*Set task*.
Go through the listing and return every line with "icon" in it.

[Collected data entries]
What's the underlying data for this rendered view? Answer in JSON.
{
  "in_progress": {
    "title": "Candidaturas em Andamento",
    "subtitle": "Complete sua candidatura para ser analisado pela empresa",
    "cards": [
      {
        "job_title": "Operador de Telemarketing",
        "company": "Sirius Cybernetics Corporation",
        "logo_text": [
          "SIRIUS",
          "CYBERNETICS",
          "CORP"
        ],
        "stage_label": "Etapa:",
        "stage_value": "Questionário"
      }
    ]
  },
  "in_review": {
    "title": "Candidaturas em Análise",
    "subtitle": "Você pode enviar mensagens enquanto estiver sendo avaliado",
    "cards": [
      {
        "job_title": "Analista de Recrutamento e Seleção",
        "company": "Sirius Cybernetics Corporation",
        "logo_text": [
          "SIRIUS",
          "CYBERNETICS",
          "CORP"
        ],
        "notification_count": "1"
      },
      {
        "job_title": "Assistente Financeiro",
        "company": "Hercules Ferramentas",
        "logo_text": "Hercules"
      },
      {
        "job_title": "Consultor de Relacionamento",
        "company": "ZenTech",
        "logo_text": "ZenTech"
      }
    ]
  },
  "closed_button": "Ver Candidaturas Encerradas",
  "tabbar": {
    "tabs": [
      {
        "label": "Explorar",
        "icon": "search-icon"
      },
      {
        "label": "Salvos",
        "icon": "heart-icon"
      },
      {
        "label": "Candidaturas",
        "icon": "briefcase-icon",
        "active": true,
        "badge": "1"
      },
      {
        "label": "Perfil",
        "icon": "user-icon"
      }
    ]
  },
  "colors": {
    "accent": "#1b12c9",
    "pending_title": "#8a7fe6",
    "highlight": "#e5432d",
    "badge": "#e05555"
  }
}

*Expected output*.
        "icon": "search-icon"
        "icon": "heart-icon"
        "icon": "briefcase-icon",
        "icon": "user-icon"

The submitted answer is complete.